» **MATERIAL TO PROCESS**:
— start —

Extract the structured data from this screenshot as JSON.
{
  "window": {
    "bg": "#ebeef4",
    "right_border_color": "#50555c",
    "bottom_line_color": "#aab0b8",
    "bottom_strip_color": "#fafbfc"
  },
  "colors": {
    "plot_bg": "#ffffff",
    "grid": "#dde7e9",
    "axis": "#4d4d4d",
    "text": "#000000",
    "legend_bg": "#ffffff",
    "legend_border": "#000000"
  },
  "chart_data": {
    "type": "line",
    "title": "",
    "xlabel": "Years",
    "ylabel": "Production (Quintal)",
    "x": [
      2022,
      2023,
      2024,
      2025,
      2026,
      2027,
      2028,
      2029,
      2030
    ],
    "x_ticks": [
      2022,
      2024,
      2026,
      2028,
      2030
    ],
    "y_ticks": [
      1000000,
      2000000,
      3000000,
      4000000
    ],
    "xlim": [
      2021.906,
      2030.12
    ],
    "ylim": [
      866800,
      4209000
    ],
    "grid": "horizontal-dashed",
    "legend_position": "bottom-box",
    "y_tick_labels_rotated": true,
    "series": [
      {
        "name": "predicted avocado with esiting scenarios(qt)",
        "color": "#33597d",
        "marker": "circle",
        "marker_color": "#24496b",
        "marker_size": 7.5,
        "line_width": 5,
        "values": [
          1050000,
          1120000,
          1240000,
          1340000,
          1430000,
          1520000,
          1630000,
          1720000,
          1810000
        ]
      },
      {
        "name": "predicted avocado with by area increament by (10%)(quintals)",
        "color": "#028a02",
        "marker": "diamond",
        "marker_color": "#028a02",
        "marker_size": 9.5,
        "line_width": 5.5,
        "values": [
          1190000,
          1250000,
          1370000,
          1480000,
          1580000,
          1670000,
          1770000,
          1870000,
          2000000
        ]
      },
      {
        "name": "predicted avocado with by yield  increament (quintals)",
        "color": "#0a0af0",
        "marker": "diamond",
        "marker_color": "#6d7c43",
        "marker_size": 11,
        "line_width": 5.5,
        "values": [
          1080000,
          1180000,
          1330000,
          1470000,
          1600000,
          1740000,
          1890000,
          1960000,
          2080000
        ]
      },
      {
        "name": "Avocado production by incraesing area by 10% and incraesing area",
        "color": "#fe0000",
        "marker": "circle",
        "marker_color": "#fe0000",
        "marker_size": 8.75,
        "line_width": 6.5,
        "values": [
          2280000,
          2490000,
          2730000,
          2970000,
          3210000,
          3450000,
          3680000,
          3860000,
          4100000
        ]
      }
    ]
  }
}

— end —

Give an exact copy of all the data shown above.

» **ANSWER TO THE TASK**:
Extract the structured data from this screenshot as JSON.
{
  "window": {
    "bg": "#ebeef4",
    "right_border_color": "#50555c",
    "bottom_line_color": "#aab0b8",
    "bottom_strip_color": "#fafbfc"
  },
  "colors": {
    "plot_bg": "#ffffff",
    "grid": "#dde7e9",
    "axis": "#4d4d4d",
    "text": "#000000",
    "legend_bg": "#ffffff",
    "legend_border": "#000000"
  },
  "chart_data": {
    "type": "line",
    "title": "",
    "xlabel": "Years",
    "ylabel": "Production (Quintal)",
    "x": [
      2022,
      2023,
      2024,
      2025,
      2026,
      2027,
      2028,
      2029,
      2030
    ],
    "x_ticks": [
      2022,
      2024,
      2026,
      2028,
      2030
    ],
    "y_ticks": [
      1000000,
      2000000,
      3000000,
      4000000
    ],
    "xlim": [
      2021.906,
      2030.12
    ],
    "ylim": [
      866800,
      4209000
    ],
    "grid": "horizontal-dashed",
    "legend_position": "bottom-box",
    "y_tick_labels_rotated": true,
    "series": [
      {
        "name": "predicted avocado with esiting scenarios(qt)",
        "color": "#33597d",
        "marker": "circle",
        "marker_color": "#24496b",
        "marker_size": 7.5,
        "line_width": 5,
        "values": [
          1050000,
          1120000,
          1240000,
          1340000,
          1430000,
          1520000,
          1630000,
          1720000,
          1810000
        ]
      },
      {
        "name": "predicted avocado with by area increament by (10%)(quintals)",
        "color": "#028a02",
        "marker": "diamond",
        "marker_color": "#028a02",
        "marker_size": 9.5,
        "line_width": 5.5,
        "values": [
          1190000,
          1250000,
          1370000,
          1480000,
          1580000,
          1670000,
          1770000,
          1870000,
          2000000
        ]
      },
      {
        "name": "predicted avocado with by yield  increament (quintals)",
        "color": "#0a0af0",
        "marker": "diamond",
        "marker_color": "#6d7c43",
        "marker_size": 11,
        "line_width": 5.5,
        "values": [
          1080000,
          1180000,
          1330000,
          1470000,
          1600000,
          1740000,
          1890000,
          1960000,
          2080000
        ]
      },
      {
        "name": "Avocado production by incraesing area by 10% and incraesing area",
        "color": "#fe0000",
        "marker": "circle",
        "marker_color": "#fe0000",
        "marker_size": 8.75,
        "line_width": 6.5,
        "values": [
          2280000,
          2490000,
          2730000,
          2970000,
          3210000,
          3450000,
          3680000,
          3860000,
          4100000
        ]
      }
    ]
  }
}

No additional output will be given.